> Exercise aim
Copy each line in the data that includes the word "title".

> Records for the task

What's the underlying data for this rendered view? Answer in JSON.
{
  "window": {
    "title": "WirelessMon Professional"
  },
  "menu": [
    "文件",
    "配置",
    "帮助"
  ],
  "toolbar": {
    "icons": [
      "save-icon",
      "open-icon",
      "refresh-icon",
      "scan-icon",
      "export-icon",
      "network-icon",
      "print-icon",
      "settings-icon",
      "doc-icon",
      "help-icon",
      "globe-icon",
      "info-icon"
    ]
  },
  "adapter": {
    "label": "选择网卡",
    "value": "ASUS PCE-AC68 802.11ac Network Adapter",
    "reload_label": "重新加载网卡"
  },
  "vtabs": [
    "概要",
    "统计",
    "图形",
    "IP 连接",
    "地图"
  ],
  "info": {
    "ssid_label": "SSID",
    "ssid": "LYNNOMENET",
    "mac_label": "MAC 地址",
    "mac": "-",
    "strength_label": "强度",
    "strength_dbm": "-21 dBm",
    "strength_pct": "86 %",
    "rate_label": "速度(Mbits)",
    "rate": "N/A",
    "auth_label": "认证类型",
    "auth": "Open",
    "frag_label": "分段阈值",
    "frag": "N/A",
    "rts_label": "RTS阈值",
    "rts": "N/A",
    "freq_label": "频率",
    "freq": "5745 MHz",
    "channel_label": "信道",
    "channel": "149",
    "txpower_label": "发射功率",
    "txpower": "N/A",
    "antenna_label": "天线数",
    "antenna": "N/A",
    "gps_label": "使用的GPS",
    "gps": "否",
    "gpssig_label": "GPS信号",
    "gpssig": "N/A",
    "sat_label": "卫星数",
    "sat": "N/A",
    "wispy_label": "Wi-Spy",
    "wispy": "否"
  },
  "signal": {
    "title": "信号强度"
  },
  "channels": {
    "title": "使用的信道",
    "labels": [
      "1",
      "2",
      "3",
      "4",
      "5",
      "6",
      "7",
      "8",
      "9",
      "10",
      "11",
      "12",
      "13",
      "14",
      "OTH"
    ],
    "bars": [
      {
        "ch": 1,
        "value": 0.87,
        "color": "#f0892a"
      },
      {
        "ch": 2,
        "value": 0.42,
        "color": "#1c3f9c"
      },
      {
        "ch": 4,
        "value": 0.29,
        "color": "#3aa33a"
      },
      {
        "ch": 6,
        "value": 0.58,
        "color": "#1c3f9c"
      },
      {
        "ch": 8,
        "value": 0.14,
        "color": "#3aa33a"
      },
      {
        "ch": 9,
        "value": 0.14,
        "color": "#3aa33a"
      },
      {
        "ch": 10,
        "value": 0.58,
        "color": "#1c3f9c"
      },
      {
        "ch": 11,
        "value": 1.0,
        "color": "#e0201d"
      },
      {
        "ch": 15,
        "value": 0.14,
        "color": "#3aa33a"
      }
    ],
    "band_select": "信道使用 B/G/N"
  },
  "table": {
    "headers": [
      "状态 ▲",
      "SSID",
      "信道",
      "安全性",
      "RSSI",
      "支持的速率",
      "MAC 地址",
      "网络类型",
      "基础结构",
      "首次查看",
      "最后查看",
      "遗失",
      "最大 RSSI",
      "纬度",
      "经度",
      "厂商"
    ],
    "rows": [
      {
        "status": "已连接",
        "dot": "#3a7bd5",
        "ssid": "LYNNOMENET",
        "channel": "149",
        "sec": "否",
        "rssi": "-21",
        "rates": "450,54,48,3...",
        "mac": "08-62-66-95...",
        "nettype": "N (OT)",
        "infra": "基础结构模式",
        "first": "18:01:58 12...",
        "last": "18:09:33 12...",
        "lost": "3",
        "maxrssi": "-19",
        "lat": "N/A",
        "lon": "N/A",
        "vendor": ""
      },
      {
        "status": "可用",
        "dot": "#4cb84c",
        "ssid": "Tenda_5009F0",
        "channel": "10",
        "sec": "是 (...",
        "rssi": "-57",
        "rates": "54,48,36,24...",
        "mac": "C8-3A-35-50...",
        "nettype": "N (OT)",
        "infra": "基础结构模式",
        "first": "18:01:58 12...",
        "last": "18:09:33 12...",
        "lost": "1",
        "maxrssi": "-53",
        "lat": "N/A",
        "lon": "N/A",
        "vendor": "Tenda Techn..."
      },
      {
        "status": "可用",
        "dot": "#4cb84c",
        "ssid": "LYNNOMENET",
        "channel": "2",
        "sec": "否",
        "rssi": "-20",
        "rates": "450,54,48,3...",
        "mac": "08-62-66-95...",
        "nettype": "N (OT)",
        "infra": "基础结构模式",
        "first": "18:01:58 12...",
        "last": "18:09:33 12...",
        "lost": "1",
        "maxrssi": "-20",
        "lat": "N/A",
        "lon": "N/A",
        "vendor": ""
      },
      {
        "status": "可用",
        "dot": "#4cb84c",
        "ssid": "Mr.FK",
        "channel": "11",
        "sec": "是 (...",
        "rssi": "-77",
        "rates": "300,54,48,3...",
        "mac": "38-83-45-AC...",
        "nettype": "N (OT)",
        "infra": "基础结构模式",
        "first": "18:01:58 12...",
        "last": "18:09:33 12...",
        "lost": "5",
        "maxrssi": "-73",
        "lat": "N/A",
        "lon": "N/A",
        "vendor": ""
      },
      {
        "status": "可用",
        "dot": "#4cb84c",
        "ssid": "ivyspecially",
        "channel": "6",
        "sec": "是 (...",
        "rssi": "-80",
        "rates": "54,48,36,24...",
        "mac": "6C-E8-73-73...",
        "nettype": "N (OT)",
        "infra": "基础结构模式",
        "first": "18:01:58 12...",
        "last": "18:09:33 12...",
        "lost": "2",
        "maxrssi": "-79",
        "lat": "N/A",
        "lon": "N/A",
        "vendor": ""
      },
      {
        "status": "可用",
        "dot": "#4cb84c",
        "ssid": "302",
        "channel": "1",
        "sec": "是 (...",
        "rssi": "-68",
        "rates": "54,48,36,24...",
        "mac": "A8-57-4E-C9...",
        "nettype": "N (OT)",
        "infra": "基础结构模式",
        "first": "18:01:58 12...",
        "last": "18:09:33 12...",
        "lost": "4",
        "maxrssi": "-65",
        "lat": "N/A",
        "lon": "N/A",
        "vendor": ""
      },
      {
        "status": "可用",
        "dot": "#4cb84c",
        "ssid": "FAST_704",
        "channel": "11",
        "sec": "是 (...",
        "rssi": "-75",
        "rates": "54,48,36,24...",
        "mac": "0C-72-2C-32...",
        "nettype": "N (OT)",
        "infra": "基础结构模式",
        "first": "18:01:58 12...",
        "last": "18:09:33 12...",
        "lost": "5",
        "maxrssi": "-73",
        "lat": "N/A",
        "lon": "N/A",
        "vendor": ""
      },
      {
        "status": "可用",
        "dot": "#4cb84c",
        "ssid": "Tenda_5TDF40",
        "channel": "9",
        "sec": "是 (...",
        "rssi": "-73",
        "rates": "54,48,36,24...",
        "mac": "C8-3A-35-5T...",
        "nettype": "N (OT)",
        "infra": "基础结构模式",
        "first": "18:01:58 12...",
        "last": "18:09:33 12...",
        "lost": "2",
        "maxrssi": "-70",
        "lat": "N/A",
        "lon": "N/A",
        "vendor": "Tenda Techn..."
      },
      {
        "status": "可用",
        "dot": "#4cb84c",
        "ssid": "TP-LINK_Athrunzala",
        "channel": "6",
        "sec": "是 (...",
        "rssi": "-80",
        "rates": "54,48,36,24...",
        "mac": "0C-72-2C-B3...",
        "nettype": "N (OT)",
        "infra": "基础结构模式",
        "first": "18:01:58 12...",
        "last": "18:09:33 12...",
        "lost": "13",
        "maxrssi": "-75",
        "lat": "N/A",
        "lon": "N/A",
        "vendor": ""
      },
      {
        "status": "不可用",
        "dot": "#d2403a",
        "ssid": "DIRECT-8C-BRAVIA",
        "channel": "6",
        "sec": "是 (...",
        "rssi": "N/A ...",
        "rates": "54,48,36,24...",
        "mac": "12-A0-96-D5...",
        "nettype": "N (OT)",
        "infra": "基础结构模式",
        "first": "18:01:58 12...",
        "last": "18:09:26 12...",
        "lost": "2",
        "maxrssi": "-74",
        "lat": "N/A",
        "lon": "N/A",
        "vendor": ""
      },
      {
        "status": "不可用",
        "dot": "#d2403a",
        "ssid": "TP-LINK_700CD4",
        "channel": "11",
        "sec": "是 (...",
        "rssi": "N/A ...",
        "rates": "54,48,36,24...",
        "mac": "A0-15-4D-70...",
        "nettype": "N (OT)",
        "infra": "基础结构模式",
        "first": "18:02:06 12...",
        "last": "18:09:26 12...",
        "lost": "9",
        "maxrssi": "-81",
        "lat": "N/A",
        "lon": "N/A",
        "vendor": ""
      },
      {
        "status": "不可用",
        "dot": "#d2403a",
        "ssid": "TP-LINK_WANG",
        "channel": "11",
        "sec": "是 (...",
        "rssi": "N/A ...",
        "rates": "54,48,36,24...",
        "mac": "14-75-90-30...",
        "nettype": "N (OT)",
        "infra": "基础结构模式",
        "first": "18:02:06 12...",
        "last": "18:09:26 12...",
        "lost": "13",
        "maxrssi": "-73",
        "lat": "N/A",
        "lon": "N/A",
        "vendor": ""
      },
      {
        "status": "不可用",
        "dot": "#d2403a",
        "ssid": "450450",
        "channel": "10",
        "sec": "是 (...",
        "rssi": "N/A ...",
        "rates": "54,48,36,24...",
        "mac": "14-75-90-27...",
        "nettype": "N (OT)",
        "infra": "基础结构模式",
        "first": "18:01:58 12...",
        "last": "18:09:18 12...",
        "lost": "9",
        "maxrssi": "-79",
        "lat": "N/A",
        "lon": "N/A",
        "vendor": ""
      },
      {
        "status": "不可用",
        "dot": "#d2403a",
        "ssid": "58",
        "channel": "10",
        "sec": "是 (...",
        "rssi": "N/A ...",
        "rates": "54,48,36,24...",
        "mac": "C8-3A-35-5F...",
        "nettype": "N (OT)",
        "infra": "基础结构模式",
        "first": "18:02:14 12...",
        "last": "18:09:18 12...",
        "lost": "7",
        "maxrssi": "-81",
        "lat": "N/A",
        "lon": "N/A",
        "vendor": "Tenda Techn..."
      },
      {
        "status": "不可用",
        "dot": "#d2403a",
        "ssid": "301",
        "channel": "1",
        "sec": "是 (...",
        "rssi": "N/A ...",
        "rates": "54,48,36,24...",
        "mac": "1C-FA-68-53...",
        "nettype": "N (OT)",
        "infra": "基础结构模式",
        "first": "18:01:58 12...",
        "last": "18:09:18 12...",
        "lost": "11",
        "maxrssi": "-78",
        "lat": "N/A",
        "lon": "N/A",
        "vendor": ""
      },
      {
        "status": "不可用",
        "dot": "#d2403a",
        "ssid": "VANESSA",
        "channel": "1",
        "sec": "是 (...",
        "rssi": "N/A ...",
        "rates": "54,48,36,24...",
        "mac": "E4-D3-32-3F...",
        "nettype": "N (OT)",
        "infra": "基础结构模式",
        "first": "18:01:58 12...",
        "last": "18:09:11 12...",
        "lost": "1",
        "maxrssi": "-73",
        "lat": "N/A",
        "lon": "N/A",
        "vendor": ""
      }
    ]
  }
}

> Solution to the problem
    "title": "WirelessMon Professional"
    "title": "信号强度"
    "title": "使用的信道",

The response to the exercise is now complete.